Records supplied
::::::::::

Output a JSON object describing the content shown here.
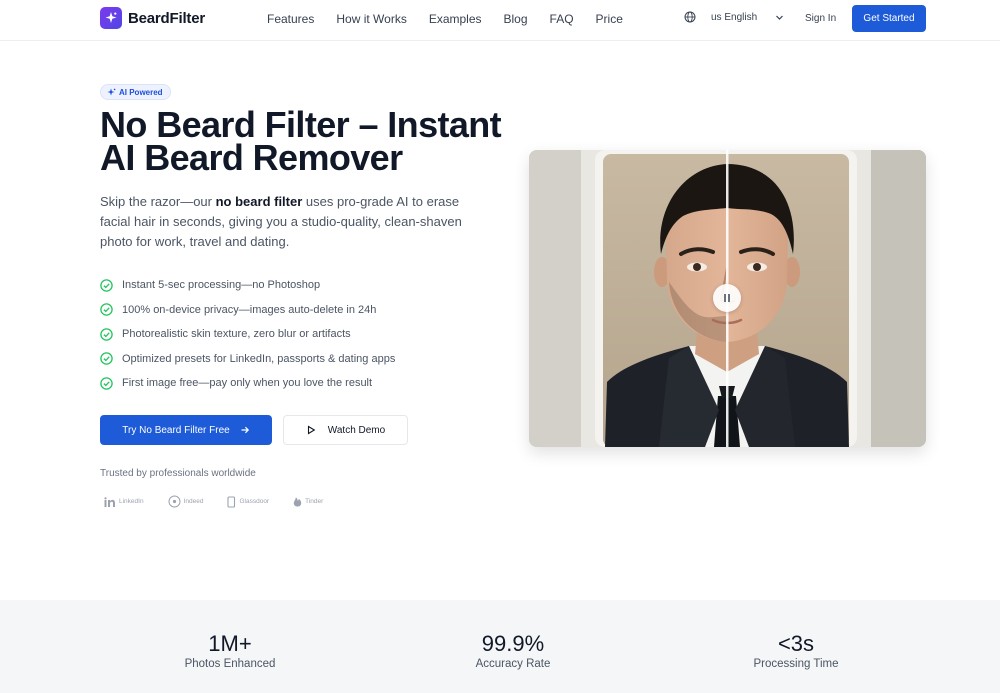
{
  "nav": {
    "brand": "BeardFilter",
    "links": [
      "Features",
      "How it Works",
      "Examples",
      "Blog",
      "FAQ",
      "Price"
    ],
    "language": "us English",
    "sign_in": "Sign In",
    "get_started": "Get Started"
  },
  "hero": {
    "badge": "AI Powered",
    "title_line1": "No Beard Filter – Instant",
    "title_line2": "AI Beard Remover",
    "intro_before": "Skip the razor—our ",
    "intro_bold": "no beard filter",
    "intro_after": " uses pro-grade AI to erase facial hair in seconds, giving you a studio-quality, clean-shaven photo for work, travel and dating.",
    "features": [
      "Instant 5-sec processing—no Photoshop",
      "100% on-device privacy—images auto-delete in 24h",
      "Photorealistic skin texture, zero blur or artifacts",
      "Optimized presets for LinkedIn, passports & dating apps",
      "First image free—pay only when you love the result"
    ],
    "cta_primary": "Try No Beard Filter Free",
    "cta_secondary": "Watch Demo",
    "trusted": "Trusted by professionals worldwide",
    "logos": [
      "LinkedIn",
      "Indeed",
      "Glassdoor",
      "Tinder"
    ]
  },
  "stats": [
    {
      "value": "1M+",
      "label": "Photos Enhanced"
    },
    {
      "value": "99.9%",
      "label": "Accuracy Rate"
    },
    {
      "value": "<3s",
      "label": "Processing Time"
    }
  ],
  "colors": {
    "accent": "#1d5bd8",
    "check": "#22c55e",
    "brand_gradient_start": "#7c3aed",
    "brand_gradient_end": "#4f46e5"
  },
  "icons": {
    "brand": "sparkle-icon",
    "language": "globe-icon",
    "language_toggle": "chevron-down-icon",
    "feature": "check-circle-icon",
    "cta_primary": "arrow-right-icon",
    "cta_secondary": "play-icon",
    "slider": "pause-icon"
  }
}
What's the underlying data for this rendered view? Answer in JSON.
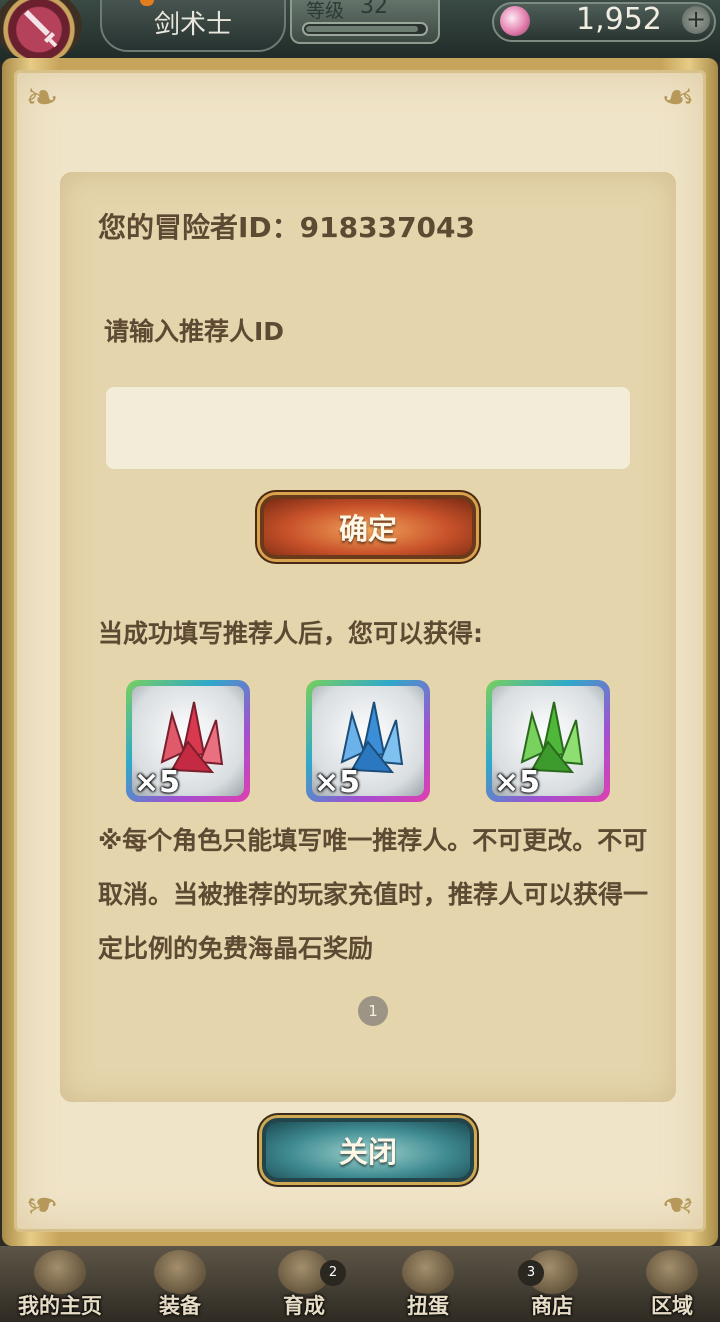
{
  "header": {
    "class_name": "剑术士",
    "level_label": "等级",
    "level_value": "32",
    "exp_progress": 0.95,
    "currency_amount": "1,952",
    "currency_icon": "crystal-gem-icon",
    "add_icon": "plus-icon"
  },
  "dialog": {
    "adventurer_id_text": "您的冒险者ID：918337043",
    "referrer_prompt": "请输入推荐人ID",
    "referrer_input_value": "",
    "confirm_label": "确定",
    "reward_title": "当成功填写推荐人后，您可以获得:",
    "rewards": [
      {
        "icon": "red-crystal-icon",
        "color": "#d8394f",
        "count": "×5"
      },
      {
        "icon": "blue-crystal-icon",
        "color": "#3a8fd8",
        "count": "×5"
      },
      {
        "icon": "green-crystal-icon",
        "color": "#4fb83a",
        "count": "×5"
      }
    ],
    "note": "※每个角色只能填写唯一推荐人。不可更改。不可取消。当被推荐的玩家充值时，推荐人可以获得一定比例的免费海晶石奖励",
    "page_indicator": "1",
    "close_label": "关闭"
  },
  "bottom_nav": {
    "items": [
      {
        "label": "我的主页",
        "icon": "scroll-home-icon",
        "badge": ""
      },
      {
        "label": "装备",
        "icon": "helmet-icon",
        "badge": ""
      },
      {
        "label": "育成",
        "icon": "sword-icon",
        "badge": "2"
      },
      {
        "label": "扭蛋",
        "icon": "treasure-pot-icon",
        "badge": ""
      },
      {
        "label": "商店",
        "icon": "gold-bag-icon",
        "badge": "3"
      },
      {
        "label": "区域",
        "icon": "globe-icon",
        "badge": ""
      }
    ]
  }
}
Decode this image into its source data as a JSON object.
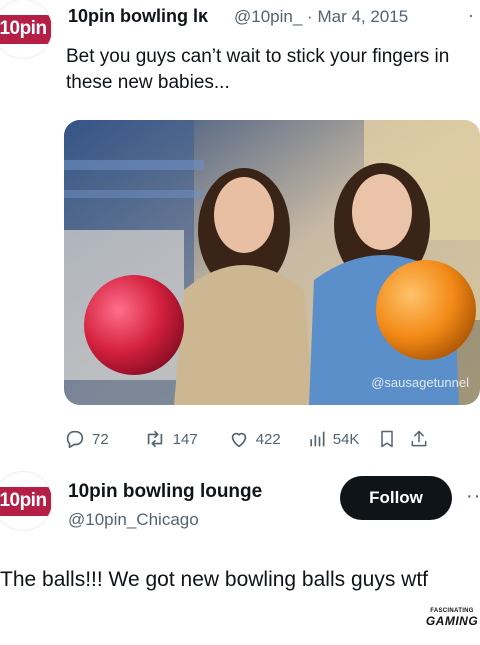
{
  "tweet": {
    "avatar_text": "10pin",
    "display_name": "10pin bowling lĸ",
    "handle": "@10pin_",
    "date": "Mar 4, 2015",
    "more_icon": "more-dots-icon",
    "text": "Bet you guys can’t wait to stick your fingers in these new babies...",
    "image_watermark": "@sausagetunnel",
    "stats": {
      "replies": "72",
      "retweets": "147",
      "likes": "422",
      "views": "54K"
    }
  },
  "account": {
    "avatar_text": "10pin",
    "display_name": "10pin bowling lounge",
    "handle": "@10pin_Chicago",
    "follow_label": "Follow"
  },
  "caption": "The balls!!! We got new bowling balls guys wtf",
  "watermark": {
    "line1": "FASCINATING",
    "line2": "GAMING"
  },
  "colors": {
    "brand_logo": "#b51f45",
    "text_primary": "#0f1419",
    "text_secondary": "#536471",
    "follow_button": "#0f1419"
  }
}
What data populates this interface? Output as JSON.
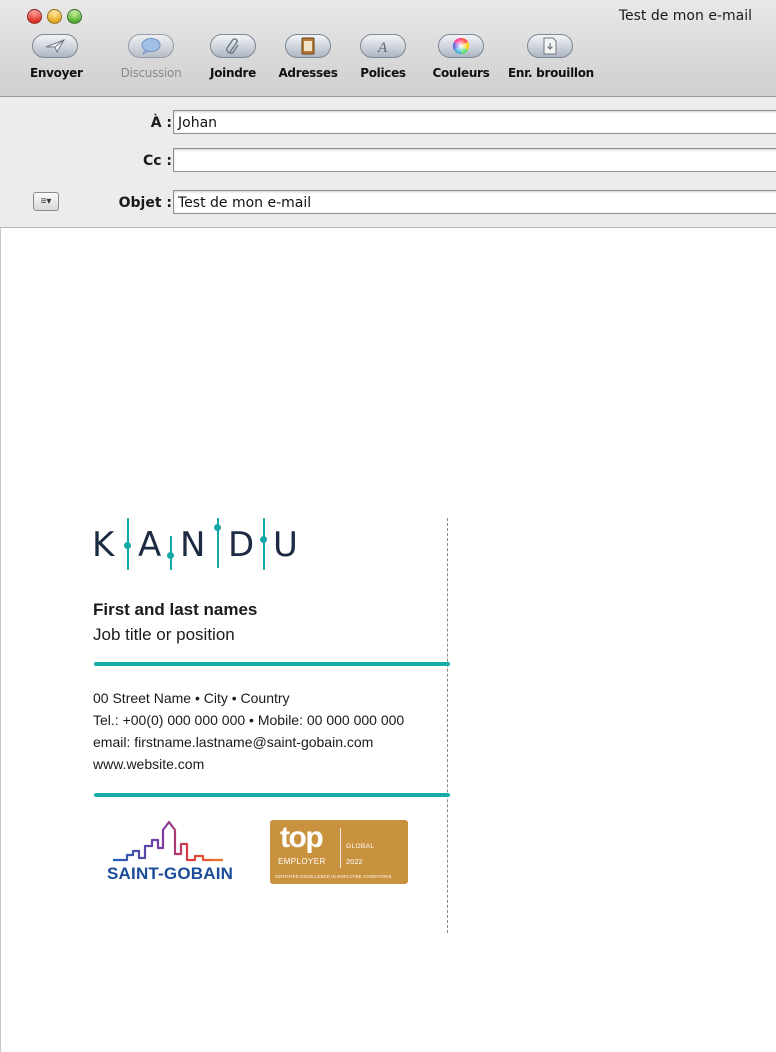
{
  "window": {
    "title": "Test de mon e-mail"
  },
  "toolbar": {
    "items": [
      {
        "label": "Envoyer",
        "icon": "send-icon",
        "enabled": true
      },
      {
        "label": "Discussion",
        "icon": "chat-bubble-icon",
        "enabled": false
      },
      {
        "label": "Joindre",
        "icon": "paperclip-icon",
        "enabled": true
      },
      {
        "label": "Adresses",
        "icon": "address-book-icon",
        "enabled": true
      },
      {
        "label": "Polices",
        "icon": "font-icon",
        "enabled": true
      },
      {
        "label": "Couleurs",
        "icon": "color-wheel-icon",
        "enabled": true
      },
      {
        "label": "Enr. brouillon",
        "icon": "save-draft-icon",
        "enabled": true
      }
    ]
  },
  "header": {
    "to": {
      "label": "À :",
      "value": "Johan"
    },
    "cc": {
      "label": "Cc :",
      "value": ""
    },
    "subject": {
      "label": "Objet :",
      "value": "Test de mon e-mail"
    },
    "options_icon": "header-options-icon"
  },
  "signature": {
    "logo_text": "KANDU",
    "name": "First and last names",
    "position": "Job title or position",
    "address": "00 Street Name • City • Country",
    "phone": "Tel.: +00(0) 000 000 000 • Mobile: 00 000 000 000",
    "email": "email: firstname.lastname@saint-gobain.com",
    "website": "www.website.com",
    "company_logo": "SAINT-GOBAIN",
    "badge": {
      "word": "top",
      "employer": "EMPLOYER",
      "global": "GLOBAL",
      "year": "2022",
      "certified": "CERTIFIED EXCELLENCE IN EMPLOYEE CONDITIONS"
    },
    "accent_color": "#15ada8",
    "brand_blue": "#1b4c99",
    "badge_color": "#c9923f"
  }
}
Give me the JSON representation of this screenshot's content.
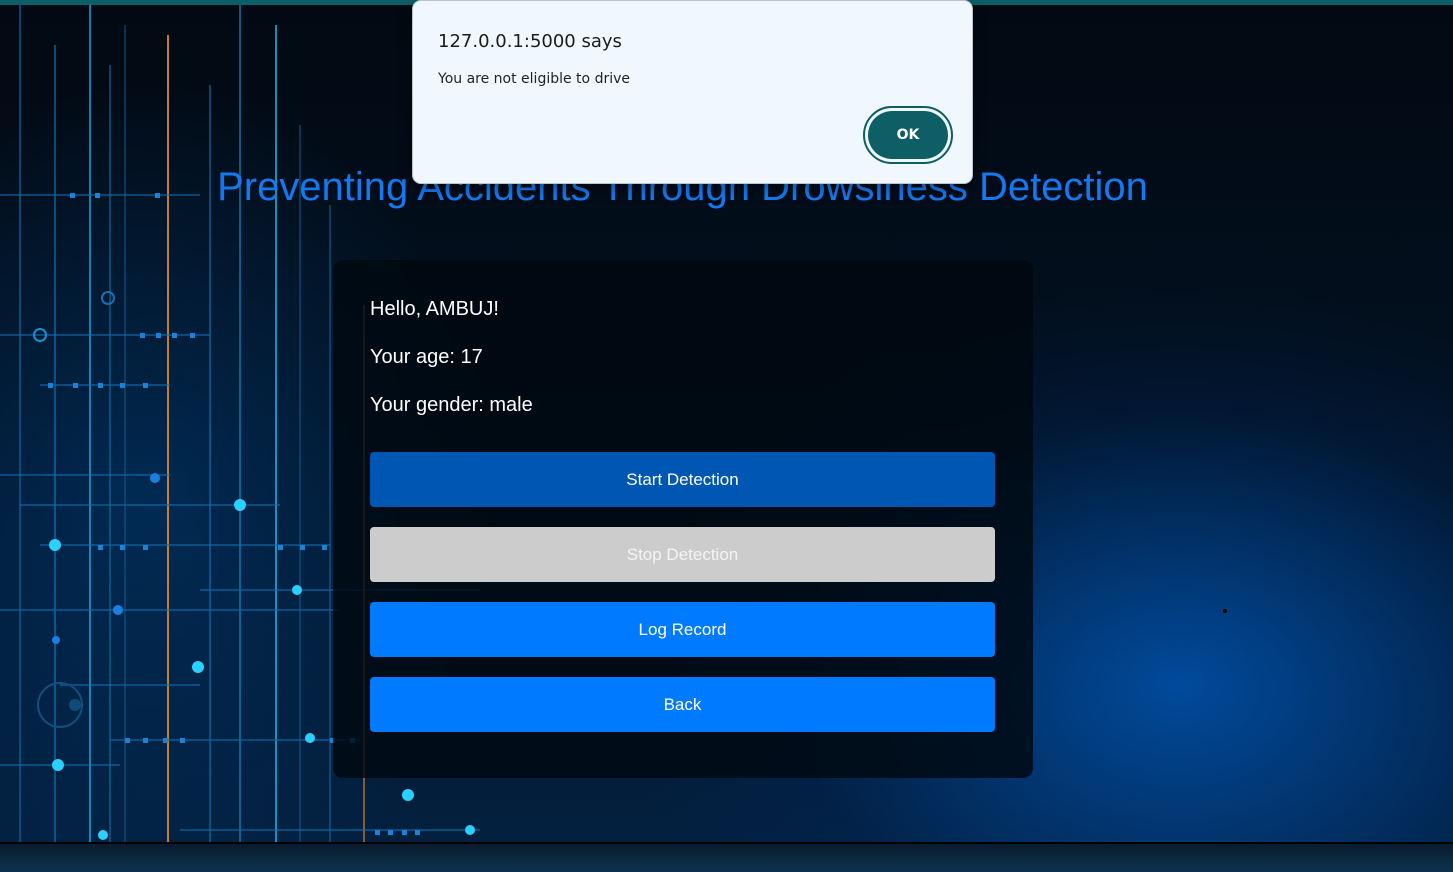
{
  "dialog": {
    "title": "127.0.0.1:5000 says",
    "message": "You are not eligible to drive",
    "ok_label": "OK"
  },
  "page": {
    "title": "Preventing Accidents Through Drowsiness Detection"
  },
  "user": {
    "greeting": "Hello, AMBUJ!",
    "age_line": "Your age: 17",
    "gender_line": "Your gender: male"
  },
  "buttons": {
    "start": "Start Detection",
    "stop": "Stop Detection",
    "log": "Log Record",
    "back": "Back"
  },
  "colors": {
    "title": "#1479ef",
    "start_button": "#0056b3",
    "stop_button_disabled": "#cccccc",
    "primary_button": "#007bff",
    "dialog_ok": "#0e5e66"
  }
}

::::::::::

Task brief
Transcribe the entries above verbatim, omitting their pictures.

Finished task
Output a JSON object describing the content shown here.
{
  "nav": {
    "brand": "BeardFilter",
    "links": [
      "Features",
      "How it Works",
      "Examples",
      "Blog",
      "FAQ",
      "Price"
    ],
    "language": "us English",
    "sign_in": "Sign In",
    "get_started": "Get Started"
  },
  "hero": {
    "badge": "AI Powered",
    "title_line1": "No Beard Filter – Instant",
    "title_line2": "AI Beard Remover",
    "intro_before": "Skip the razor—our ",
    "intro_bold": "no beard filter",
    "intro_after": " uses pro-grade AI to erase facial hair in seconds, giving you a studio-quality, clean-shaven photo for work, travel and dating.",
    "features": [
      "Instant 5-sec processing—no Photoshop",
      "100% on-device privacy—images auto-delete in 24h",
      "Photorealistic skin texture, zero blur or artifacts",
      "Optimized presets for LinkedIn, passports & dating apps",
      "First image free—pay only when you love the result"
    ],
    "cta_primary": "Try No Beard Filter Free",
    "cta_secondary": "Watch Demo",
    "trusted": "Trusted by professionals worldwide",
    "logos": [
      "LinkedIn",
      "Indeed",
      "Glassdoor",
      "Tinder"
    ]
  },
  "stats": [
    {
      "value": "1M+",
      "label": "Photos Enhanced"
    },
    {
      "value": "99.9%",
      "label": "Accuracy Rate"
    },
    {
      "value": "<3s",
      "label": "Processing Time"
    }
  ],
  "colors": {
    "accent": "#1d5bd8",
    "check": "#22c55e",
    "brand_gradient_start": "#7c3aed",
    "brand_gradient_end": "#4f46e5"
  },
  "icons": {
    "brand": "sparkle-icon",
    "language": "globe-icon",
    "language_toggle": "chevron-down-icon",
    "feature": "check-circle-icon",
    "cta_primary": "arrow-right-icon",
    "cta_secondary": "play-icon",
    "slider": "pause-icon"
  }
}
What's the underlying data for this rendered view? Answer in JSON.
{
  "header": {
    "class_name": "剑术士",
    "level_label": "等级",
    "level_value": "32",
    "exp_progress": 0.95,
    "currency_amount": "1,952",
    "currency_icon": "crystal-gem-icon",
    "add_icon": "plus-icon"
  },
  "dialog": {
    "adventurer_id_text": "您的冒险者ID：918337043",
    "referrer_prompt": "请输入推荐人ID",
    "referrer_input_value": "",
    "confirm_label": "确定",
    "reward_title": "当成功填写推荐人后，您可以获得:",
    "rewards": [
      {
        "icon": "red-crystal-icon",
        "color": "#d8394f",
        "count": "×5"
      },
      {
        "icon": "blue-crystal-icon",
        "color": "#3a8fd8",
        "count": "×5"
      },
      {
        "icon": "green-crystal-icon",
        "color": "#4fb83a",
        "count": "×5"
      }
    ],
    "note": "※每个角色只能填写唯一推荐人。不可更改。不可取消。当被推荐的玩家充值时，推荐人可以获得一定比例的免费海晶石奖励",
    "page_indicator": "1",
    "close_label": "关闭"
  },
  "bottom_nav": {
    "items": [
      {
        "label": "我的主页",
        "icon": "scroll-home-icon",
        "badge": ""
      },
      {
        "label": "装备",
        "icon": "helmet-icon",
        "badge": ""
      },
      {
        "label": "育成",
        "icon": "sword-icon",
        "badge": "2"
      },
      {
        "label": "扭蛋",
        "icon": "treasure-pot-icon",
        "badge": ""
      },
      {
        "label": "商店",
        "icon": "gold-bag-icon",
        "badge": "3"
      },
      {
        "label": "区域",
        "icon": "globe-icon",
        "badge": ""
      }
    ]
  }
}
Decode this image into its source data as a JSON object.
{
  "tweet": {
    "avatar_text": "10pin",
    "display_name": "10pin bowling lĸ",
    "handle": "@10pin_",
    "date": "Mar 4, 2015",
    "more_icon": "more-dots-icon",
    "text": "Bet you guys can’t wait to stick your fingers in these new babies...",
    "image_watermark": "@sausagetunnel",
    "stats": {
      "replies": "72",
      "retweets": "147",
      "likes": "422",
      "views": "54K"
    }
  },
  "account": {
    "avatar_text": "10pin",
    "display_name": "10pin bowling lounge",
    "handle": "@10pin_Chicago",
    "follow_label": "Follow"
  },
  "caption": "The balls!!! We got new bowling balls guys wtf",
  "watermark": {
    "line1": "FASCINATING",
    "line2": "GAMING"
  },
  "colors": {
    "brand_logo": "#b51f45",
    "text_primary": "#0f1419",
    "text_secondary": "#536471",
    "follow_button": "#0f1419"
  }
}
What data populates this interface? Output as JSON.
{
  "window": {
    "title": "Test de mon e-mail"
  },
  "toolbar": {
    "items": [
      {
        "label": "Envoyer",
        "icon": "send-icon",
        "enabled": true
      },
      {
        "label": "Discussion",
        "icon": "chat-bubble-icon",
        "enabled": false
      },
      {
        "label": "Joindre",
        "icon": "paperclip-icon",
        "enabled": true
      },
      {
        "label": "Adresses",
        "icon": "address-book-icon",
        "enabled": true
      },
      {
        "label": "Polices",
        "icon": "font-icon",
        "enabled": true
      },
      {
        "label": "Couleurs",
        "icon": "color-wheel-icon",
        "enabled": true
      },
      {
        "label": "Enr. brouillon",
        "icon": "save-draft-icon",
        "enabled": true
      }
    ]
  },
  "header": {
    "to": {
      "label": "À :",
      "value": "Johan"
    },
    "cc": {
      "label": "Cc :",
      "value": ""
    },
    "subject": {
      "label": "Objet :",
      "value": "Test de mon e-mail"
    },
    "options_icon": "header-options-icon"
  },
  "signature": {
    "logo_text": "KANDU",
    "name": "First and last names",
    "position": "Job title or position",
    "address": "00 Street Name • City • Country",
    "phone": "Tel.: +00(0) 000 000 000 • Mobile: 00 000 000 000",
    "email": "email: firstname.lastname@saint-gobain.com",
    "website": "www.website.com",
    "company_logo": "SAINT-GOBAIN",
    "badge": {
      "word": "top",
      "employer": "EMPLOYER",
      "global": "GLOBAL",
      "year": "2022",
      "certified": "CERTIFIED EXCELLENCE IN EMPLOYEE CONDITIONS"
    },
    "accent_color": "#15ada8",
    "brand_blue": "#1b4c99",
    "badge_color": "#c9923f"
  }
}
Give me the JSON representation of this screenshot's content.
{
  "dialog": {
    "title": "127.0.0.1:5000 says",
    "message": "You are not eligible to drive",
    "ok_label": "OK"
  },
  "page": {
    "title": "Preventing Accidents Through Drowsiness Detection"
  },
  "user": {
    "greeting": "Hello, AMBUJ!",
    "age_line": "Your age: 17",
    "gender_line": "Your gender: male"
  },
  "buttons": {
    "start": "Start Detection",
    "stop": "Stop Detection",
    "log": "Log Record",
    "back": "Back"
  },
  "colors": {
    "title": "#1479ef",
    "start_button": "#0056b3",
    "stop_button_disabled": "#cccccc",
    "primary_button": "#007bff",
    "dialog_ok": "#0e5e66"
  }
}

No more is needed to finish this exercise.